Dataset extract:
— start —
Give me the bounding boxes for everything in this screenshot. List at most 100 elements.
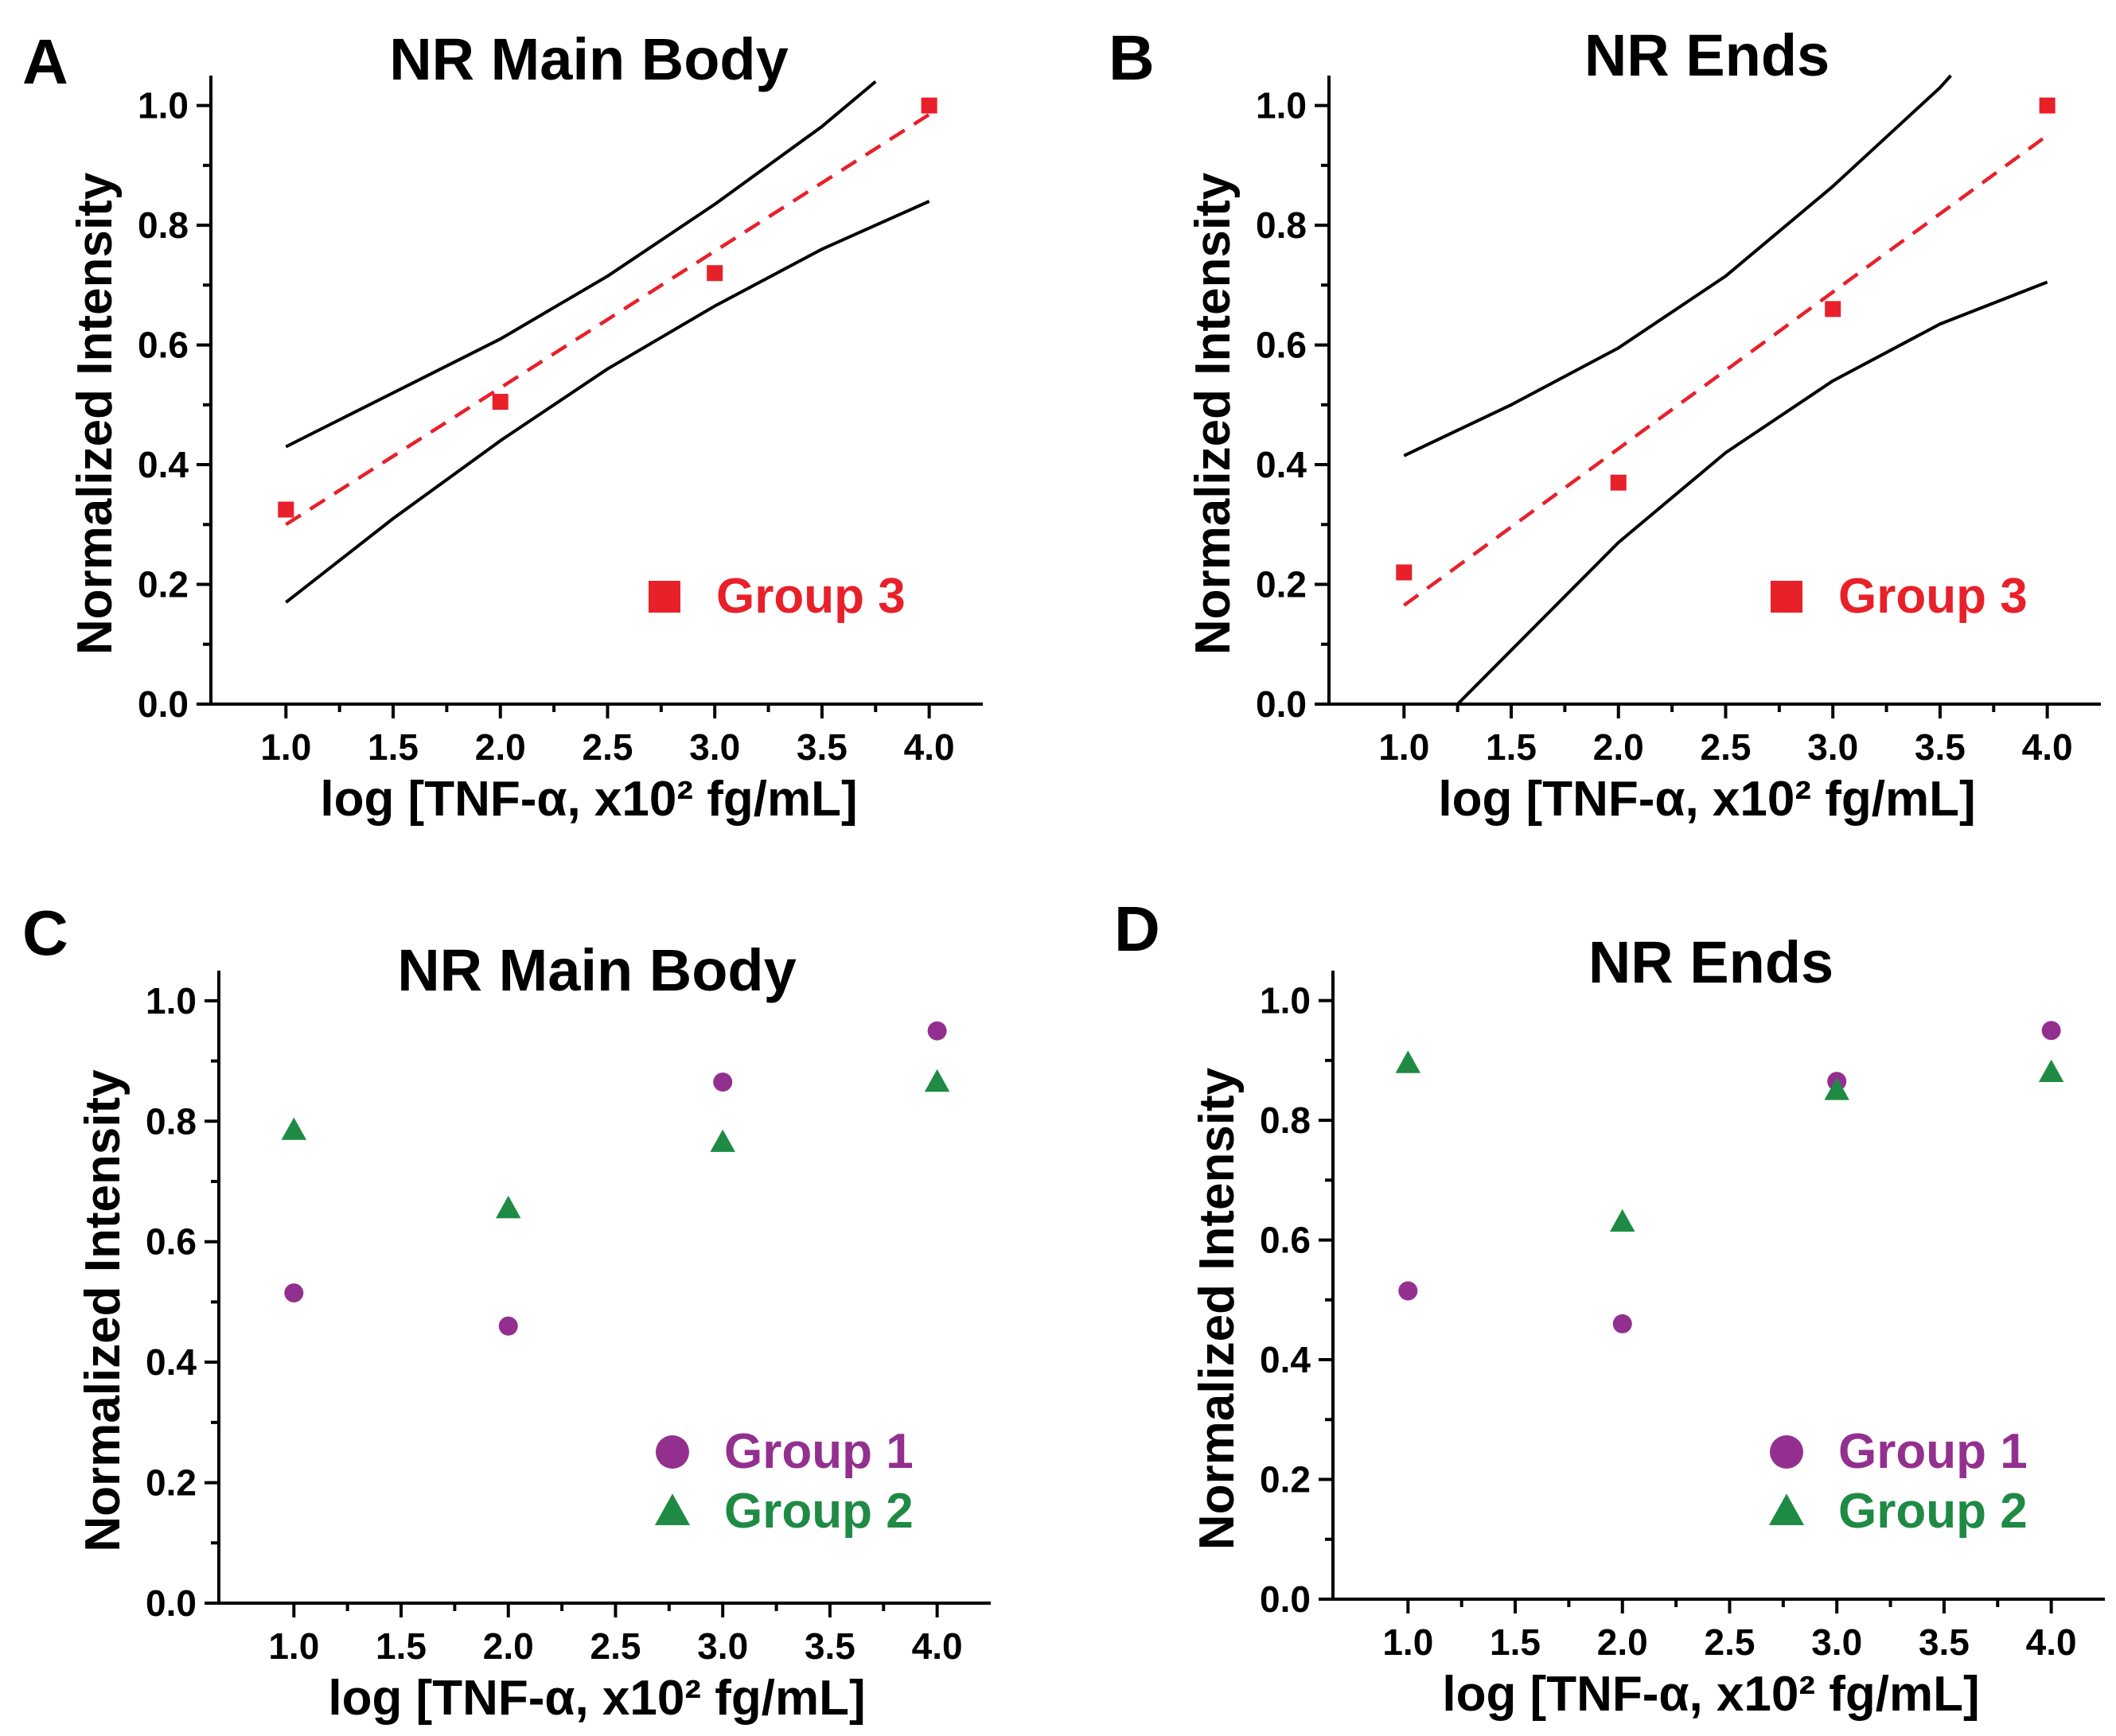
fit-line [1402, 134, 2048, 607]
x-tick-label: 1.5 [1490, 1621, 1541, 1663]
y-tick-label: 1.0 [1256, 85, 1307, 127]
panel-a: A NR Main Body 0.0 0.2 0.4 0.6 0.8 1.0 1.0 1.5 2.0… [22, 26, 983, 827]
confidence-lower-line [285, 200, 930, 604]
legend-marker [654, 1493, 691, 1526]
x-axis-title: log [TNF-α, x10² fg/mL] [320, 772, 857, 827]
x-tick-label: 3.0 [1807, 726, 1858, 768]
confidence-upper-line [1403, 74, 1952, 457]
data-point [2038, 1059, 2064, 1083]
y-tick-label: 0.0 [146, 1582, 197, 1624]
x-tick-label: 2.5 [590, 1625, 641, 1667]
data-point [1825, 301, 1841, 317]
legend-label: Group 1 [1838, 1424, 2028, 1479]
x-tick-label: 3.0 [697, 1625, 748, 1667]
y-tick-label: 0.0 [1260, 1578, 1311, 1620]
x-tick-label: 1.5 [1486, 726, 1537, 768]
y-tick-label: 0.4 [146, 1341, 197, 1383]
y-axis-title: Normalized Intensity [68, 172, 123, 655]
panel-letter: D [1114, 893, 1160, 964]
x-tick-label: 2.0 [1593, 726, 1644, 768]
confidence-lower-line [1456, 280, 2048, 704]
x-tick-label: 4.0 [904, 726, 955, 768]
data-point [2039, 97, 2056, 114]
x-tick-label: 1.0 [268, 1625, 319, 1667]
x-tick-label: 4.0 [2026, 1621, 2077, 1663]
data-point [927, 1021, 947, 1041]
panel-letter: A [22, 26, 68, 97]
x-tick-label: 2.0 [475, 726, 526, 768]
data-point [921, 97, 937, 114]
legend: Group 3 [649, 569, 906, 624]
data-point [924, 1068, 950, 1092]
y-tick-label: 0.8 [1260, 1100, 1311, 1141]
x-tick-label: 4.0 [912, 1625, 963, 1667]
y-tick-label: 0.6 [146, 1221, 197, 1263]
panel-letter: B [1109, 22, 1155, 93]
x-axis-title: log [TNF-α, x10² fg/mL] [1442, 1667, 1979, 1722]
chart-title: NR Ends [1584, 22, 1830, 88]
y-tick-label: 1.0 [146, 980, 197, 1022]
data-point [1396, 564, 1413, 581]
y-tick-label: 0.4 [1256, 444, 1307, 485]
x-tick-label: 3.0 [1811, 1621, 1862, 1663]
panel-b: B NR Ends 0.0 0.2 0.4 0.6 0.8 1.0 1.0 1.5 2.0 2.5 3.… [1109, 22, 2101, 827]
legend-label: Group 2 [724, 1484, 914, 1539]
data-point [496, 1195, 521, 1219]
legend-label: Group 1 [724, 1424, 914, 1479]
data-point [284, 1283, 304, 1303]
data-point [1610, 1209, 1635, 1232]
x-tick-label: 1.5 [368, 726, 419, 768]
fit-line [285, 113, 930, 527]
y-tick-label: 1.0 [1260, 980, 1311, 1022]
x-tick-label: 3.5 [797, 726, 848, 768]
data-point [2041, 1021, 2061, 1041]
series-group-1 [1398, 1021, 2061, 1333]
legend: Group 3 [1771, 569, 2028, 624]
chart-title: NR Main Body [389, 26, 789, 92]
data-point [1610, 474, 1627, 491]
data-point [492, 394, 509, 411]
y-axis-title: Normalized Intensity [1190, 1067, 1245, 1550]
y-tick-label: 0.8 [1256, 204, 1307, 246]
y-tick-label: 1.0 [138, 85, 189, 127]
y-tick-label: 0.8 [146, 1100, 197, 1142]
y-tick-label: 0.2 [138, 564, 189, 605]
data-point [498, 1316, 518, 1336]
data-point [281, 1117, 307, 1140]
legend-marker [649, 581, 680, 613]
y-tick-label: 0.2 [1256, 564, 1307, 605]
x-tick-label: 2.0 [483, 1625, 534, 1667]
data-point [1395, 1050, 1421, 1073]
y-tick-label: 0.6 [138, 325, 189, 366]
x-axis-title: log [TNF-α, x10² fg/mL] [328, 1671, 865, 1726]
x-tick-label: 1.0 [1382, 1621, 1433, 1663]
panel-d: D NR Ends 0.0 0.2 0.4 0.6 0.8 1.0 1.0 1.5 2.0 2.5 3.… [1114, 893, 2105, 1722]
x-tick-label: 1.5 [376, 1625, 427, 1667]
y-tick-label: 0.4 [138, 444, 189, 485]
x-axis-title: log [TNF-α, x10² fg/mL] [1438, 772, 1975, 827]
x-tick-label: 1.0 [260, 726, 311, 768]
y-tick-label: 0.2 [146, 1462, 197, 1504]
x-tick-label: 4.0 [2022, 726, 2073, 768]
x-tick-label: 3.5 [1919, 1621, 1970, 1663]
series-group-2 [281, 1068, 950, 1219]
y-axis-title: Normalized Intensity [76, 1069, 131, 1552]
x-tick-label: 2.5 [582, 726, 633, 768]
y-tick-label: 0.6 [1260, 1220, 1311, 1261]
series-group-3 [1396, 97, 2056, 581]
x-tick-label: 2.5 [1704, 1621, 1755, 1663]
data-point [710, 1129, 735, 1152]
chart-title: NR Ends [1588, 929, 1833, 995]
y-axis-title: Normalized Intensity [1186, 172, 1241, 655]
legend-marker [1770, 1435, 1803, 1469]
data-point [1824, 1077, 1849, 1100]
data-point [707, 265, 723, 282]
x-tick-label: 3.5 [1915, 726, 1966, 768]
y-tick-label: 0.0 [138, 683, 189, 725]
x-tick-label: 3.0 [689, 726, 740, 768]
y-tick-label: 0.2 [1260, 1459, 1311, 1501]
data-point [278, 501, 294, 518]
legend-label: Group 2 [1838, 1484, 2028, 1539]
legend-marker [656, 1435, 689, 1469]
— end —
Goal of the exercise:
Reproduce every line of the entries above verbatim, omitting the pictures.

Exercise response:
Give me the bounding boxes for everything in this screenshot. List at most 100 elements.
fit-line [1402, 134, 2048, 607]
x-tick-label: 1.5 [1490, 1621, 1541, 1663]
y-tick-label: 1.0 [1256, 85, 1307, 127]
panel-a: A NR Main Body 0.0 0.2 0.4 0.6 0.8 1.0 1.0 1.5 2.0… [22, 26, 983, 827]
confidence-lower-line [285, 200, 930, 604]
legend-marker [654, 1493, 691, 1526]
x-axis-title: log [TNF-α, x10² fg/mL] [320, 772, 857, 827]
x-tick-label: 3.0 [1807, 726, 1858, 768]
confidence-upper-line [1403, 74, 1952, 457]
data-point [2038, 1059, 2064, 1083]
y-tick-label: 0.0 [146, 1582, 197, 1624]
x-tick-label: 2.5 [590, 1625, 641, 1667]
data-point [1825, 301, 1841, 317]
legend-label: Group 1 [1838, 1424, 2028, 1479]
x-tick-label: 3.0 [697, 1625, 748, 1667]
y-tick-label: 0.0 [1260, 1578, 1311, 1620]
x-tick-label: 1.5 [1486, 726, 1537, 768]
y-tick-label: 0.4 [146, 1341, 197, 1383]
y-axis-title: Normalized Intensity [68, 172, 123, 655]
panel-letter: D [1114, 893, 1160, 964]
x-tick-label: 2.0 [1593, 726, 1644, 768]
confidence-lower-line [1456, 280, 2048, 704]
x-tick-label: 4.0 [904, 726, 955, 768]
data-point [2039, 97, 2056, 114]
x-tick-label: 1.0 [268, 1625, 319, 1667]
x-tick-label: 4.0 [2026, 1621, 2077, 1663]
data-point [927, 1021, 947, 1041]
panel-letter: A [22, 26, 68, 97]
x-tick-label: 2.0 [475, 726, 526, 768]
data-point [921, 97, 937, 114]
legend: Group 3 [649, 569, 906, 624]
data-point [924, 1068, 950, 1092]
y-tick-label: 0.8 [1260, 1100, 1311, 1141]
x-tick-label: 4.0 [912, 1625, 963, 1667]
y-tick-label: 0.6 [146, 1221, 197, 1263]
panel-letter: B [1109, 22, 1155, 93]
x-axis-title: log [TNF-α, x10² fg/mL] [1442, 1667, 1979, 1722]
chart-title: NR Ends [1584, 22, 1830, 88]
y-tick-label: 1.0 [146, 980, 197, 1022]
data-point [1396, 564, 1413, 581]
y-tick-label: 0.4 [1256, 444, 1307, 485]
x-tick-label: 3.0 [1811, 1621, 1862, 1663]
panel-b: B NR Ends 0.0 0.2 0.4 0.6 0.8 1.0 1.0 1.5 2.0 2.5 3.… [1109, 22, 2101, 827]
legend-label: Group 2 [724, 1484, 914, 1539]
data-point [496, 1195, 521, 1219]
legend-label: Group 1 [724, 1424, 914, 1479]
data-point [284, 1283, 304, 1303]
data-point [1610, 1209, 1635, 1232]
x-tick-label: 1.5 [368, 726, 419, 768]
fit-line [285, 113, 930, 527]
y-tick-label: 1.0 [1260, 980, 1311, 1022]
x-tick-label: 3.5 [797, 726, 848, 768]
data-point [2041, 1021, 2061, 1041]
series-group-1 [1398, 1021, 2061, 1333]
legend: Group 3 [1771, 569, 2028, 624]
chart-title: NR Main Body [389, 26, 789, 92]
data-point [1610, 474, 1627, 491]
data-point [492, 394, 509, 411]
y-axis-title: Normalized Intensity [1190, 1067, 1245, 1550]
y-tick-label: 0.8 [1256, 204, 1307, 246]
y-tick-label: 1.0 [138, 85, 189, 127]
y-tick-label: 0.8 [146, 1100, 197, 1142]
y-tick-label: 0.2 [138, 564, 189, 605]
data-point [498, 1316, 518, 1336]
data-point [281, 1117, 307, 1140]
legend-marker [649, 581, 680, 613]
y-tick-label: 0.2 [1256, 564, 1307, 605]
x-tick-label: 2.0 [483, 1625, 534, 1667]
data-point [1395, 1050, 1421, 1073]
y-tick-label: 0.6 [138, 325, 189, 366]
x-axis-title: log [TNF-α, x10² fg/mL] [328, 1671, 865, 1726]
x-tick-label: 1.0 [1382, 1621, 1433, 1663]
panel-d: D NR Ends 0.0 0.2 0.4 0.6 0.8 1.0 1.0 1.5 2.0 2.5 3.… [1114, 893, 2105, 1722]
x-tick-label: 1.5 [376, 1625, 427, 1667]
y-tick-label: 0.4 [138, 444, 189, 485]
x-axis-title: log [TNF-α, x10² fg/mL] [1438, 772, 1975, 827]
x-tick-label: 1.0 [260, 726, 311, 768]
y-tick-label: 0.2 [146, 1462, 197, 1504]
x-tick-label: 4.0 [2022, 726, 2073, 768]
x-tick-label: 3.5 [1919, 1621, 1970, 1663]
series-group-2 [281, 1068, 950, 1219]
y-axis-title: Normalized Intensity [76, 1069, 131, 1552]
x-tick-label: 2.5 [582, 726, 633, 768]
y-tick-label: 0.6 [1260, 1220, 1311, 1261]
series-group-3 [1396, 97, 2056, 581]
x-tick-label: 2.5 [1704, 1621, 1755, 1663]
data-point [710, 1129, 735, 1152]
chart-title: NR Ends [1588, 929, 1833, 995]
y-axis-title: Normalized Intensity [1186, 172, 1241, 655]
legend-marker [1770, 1435, 1803, 1469]
data-point [1824, 1077, 1849, 1100]
data-point [707, 265, 723, 282]
x-tick-label: 3.5 [1915, 726, 1966, 768]
y-tick-label: 0.0 [138, 683, 189, 725]
x-tick-label: 3.0 [689, 726, 740, 768]
y-tick-label: 0.2 [1260, 1459, 1311, 1501]
data-point [278, 501, 294, 518]
legend-label: Group 2 [1838, 1484, 2028, 1539]
legend-marker [656, 1435, 689, 1469]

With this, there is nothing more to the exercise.